[WHAT THE EXERCISE ASKS]
Output all the material that follows, exactly as given.
%%
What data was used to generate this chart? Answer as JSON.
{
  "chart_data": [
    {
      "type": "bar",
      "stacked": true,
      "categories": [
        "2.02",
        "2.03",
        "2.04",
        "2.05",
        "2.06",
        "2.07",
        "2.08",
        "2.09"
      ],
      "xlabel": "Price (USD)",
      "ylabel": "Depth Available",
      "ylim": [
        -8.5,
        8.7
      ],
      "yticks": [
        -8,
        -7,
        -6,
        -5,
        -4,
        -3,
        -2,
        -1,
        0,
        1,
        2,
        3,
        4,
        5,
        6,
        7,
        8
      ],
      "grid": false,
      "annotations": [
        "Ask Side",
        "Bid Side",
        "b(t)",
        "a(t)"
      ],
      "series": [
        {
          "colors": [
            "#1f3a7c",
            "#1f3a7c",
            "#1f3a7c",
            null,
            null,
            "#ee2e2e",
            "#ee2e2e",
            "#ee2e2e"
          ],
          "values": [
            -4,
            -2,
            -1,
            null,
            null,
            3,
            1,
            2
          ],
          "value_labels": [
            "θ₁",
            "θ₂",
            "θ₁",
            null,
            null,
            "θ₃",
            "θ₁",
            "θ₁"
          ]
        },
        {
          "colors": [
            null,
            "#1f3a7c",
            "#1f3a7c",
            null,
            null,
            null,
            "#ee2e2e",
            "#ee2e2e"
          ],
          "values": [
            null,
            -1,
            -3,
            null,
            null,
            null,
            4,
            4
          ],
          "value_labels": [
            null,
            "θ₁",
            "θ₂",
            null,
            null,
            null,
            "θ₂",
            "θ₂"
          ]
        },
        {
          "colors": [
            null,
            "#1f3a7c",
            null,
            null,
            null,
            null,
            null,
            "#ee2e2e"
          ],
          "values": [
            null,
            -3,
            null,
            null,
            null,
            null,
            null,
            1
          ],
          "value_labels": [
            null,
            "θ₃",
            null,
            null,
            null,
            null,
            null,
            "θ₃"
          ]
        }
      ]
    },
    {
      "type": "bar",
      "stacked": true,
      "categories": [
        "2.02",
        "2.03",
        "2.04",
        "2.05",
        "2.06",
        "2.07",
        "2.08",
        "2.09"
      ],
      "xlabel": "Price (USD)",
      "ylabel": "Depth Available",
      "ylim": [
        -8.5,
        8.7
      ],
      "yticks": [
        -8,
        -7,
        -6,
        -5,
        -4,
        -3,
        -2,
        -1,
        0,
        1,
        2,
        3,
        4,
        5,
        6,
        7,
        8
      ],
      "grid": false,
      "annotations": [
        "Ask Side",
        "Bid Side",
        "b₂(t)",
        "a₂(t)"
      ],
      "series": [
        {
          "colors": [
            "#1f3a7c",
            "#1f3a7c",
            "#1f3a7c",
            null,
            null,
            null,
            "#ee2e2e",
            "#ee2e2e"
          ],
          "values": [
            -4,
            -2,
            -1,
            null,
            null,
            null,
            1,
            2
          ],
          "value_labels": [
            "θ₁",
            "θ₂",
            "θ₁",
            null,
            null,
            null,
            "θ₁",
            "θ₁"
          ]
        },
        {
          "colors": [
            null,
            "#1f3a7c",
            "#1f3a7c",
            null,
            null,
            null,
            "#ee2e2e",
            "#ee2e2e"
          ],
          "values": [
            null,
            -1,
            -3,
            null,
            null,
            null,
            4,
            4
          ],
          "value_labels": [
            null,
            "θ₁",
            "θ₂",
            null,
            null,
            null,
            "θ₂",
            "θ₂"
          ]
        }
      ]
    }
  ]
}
%%
[EXERCISE RESULT]
What data was used to generate this chart? Answer as JSON.
{
  "chart_data": [
    {
      "type": "bar",
      "stacked": true,
      "categories": [
        "2.02",
        "2.03",
        "2.04",
        "2.05",
        "2.06",
        "2.07",
        "2.08",
        "2.09"
      ],
      "xlabel": "Price (USD)",
      "ylabel": "Depth Available",
      "ylim": [
        -8.5,
        8.7
      ],
      "yticks": [
        -8,
        -7,
        -6,
        -5,
        -4,
        -3,
        -2,
        -1,
        0,
        1,
        2,
        3,
        4,
        5,
        6,
        7,
        8
      ],
      "grid": false,
      "annotations": [
        "Ask Side",
        "Bid Side",
        "b(t)",
        "a(t)"
      ],
      "series": [
        {
          "colors": [
            "#1f3a7c",
            "#1f3a7c",
            "#1f3a7c",
            null,
            null,
            "#ee2e2e",
            "#ee2e2e",
            "#ee2e2e"
          ],
          "values": [
            -4,
            -2,
            -1,
            null,
            null,
            3,
            1,
            2
          ],
          "value_labels": [
            "θ₁",
            "θ₂",
            "θ₁",
            null,
            null,
            "θ₃",
            "θ₁",
            "θ₁"
          ]
        },
        {
          "colors": [
            null,
            "#1f3a7c",
            "#1f3a7c",
            null,
            null,
            null,
            "#ee2e2e",
            "#ee2e2e"
          ],
          "values": [
            null,
            -1,
            -3,
            null,
            null,
            null,
            4,
            4
          ],
          "value_labels": [
            null,
            "θ₁",
            "θ₂",
            null,
            null,
            null,
            "θ₂",
            "θ₂"
          ]
        },
        {
          "colors": [
            null,
            "#1f3a7c",
            null,
            null,
            null,
            null,
            null,
            "#ee2e2e"
          ],
          "values": [
            null,
            -3,
            null,
            null,
            null,
            null,
            null,
            1
          ],
          "value_labels": [
            null,
            "θ₃",
            null,
            null,
            null,
            null,
            null,
            "θ₃"
          ]
        }
      ]
    },
    {
      "type": "bar",
      "stacked": true,
      "categories": [
        "2.02",
        "2.03",
        "2.04",
        "2.05",
        "2.06",
        "2.07",
        "2.08",
        "2.09"
      ],
      "xlabel": "Price (USD)",
      "ylabel": "Depth Available",
      "ylim": [
        -8.5,
        8.7
      ],
      "yticks": [
        -8,
        -7,
        -6,
        -5,
        -4,
        -3,
        -2,
        -1,
        0,
        1,
        2,
        3,
        4,
        5,
        6,
        7,
        8
      ],
      "grid": false,
      "annotations": [
        "Ask Side",
        "Bid Side",
        "b₂(t)",
        "a₂(t)"
      ],
      "series": [
        {
          "colors": [
            "#1f3a7c",
            "#1f3a7c",
            "#1f3a7c",
            null,
            null,
            null,
            "#ee2e2e",
            "#ee2e2e"
          ],
          "values": [
            -4,
            -2,
            -1,
            null,
            null,
            null,
            1,
            2
          ],
          "value_labels": [
            "θ₁",
            "θ₂",
            "θ₁",
            null,
            null,
            null,
            "θ₁",
            "θ₁"
          ]
        },
        {
          "colors": [
            null,
            "#1f3a7c",
            "#1f3a7c",
            null,
            null,
            null,
            "#ee2e2e",
            "#ee2e2e"
          ],
          "values": [
            null,
            -1,
            -3,
            null,
            null,
            null,
            4,
            4
          ],
          "value_labels": [
            null,
            "θ₁",
            "θ₂",
            null,
            null,
            null,
            "θ₂",
            "θ₂"
          ]
        }
      ]
    }
  ]
}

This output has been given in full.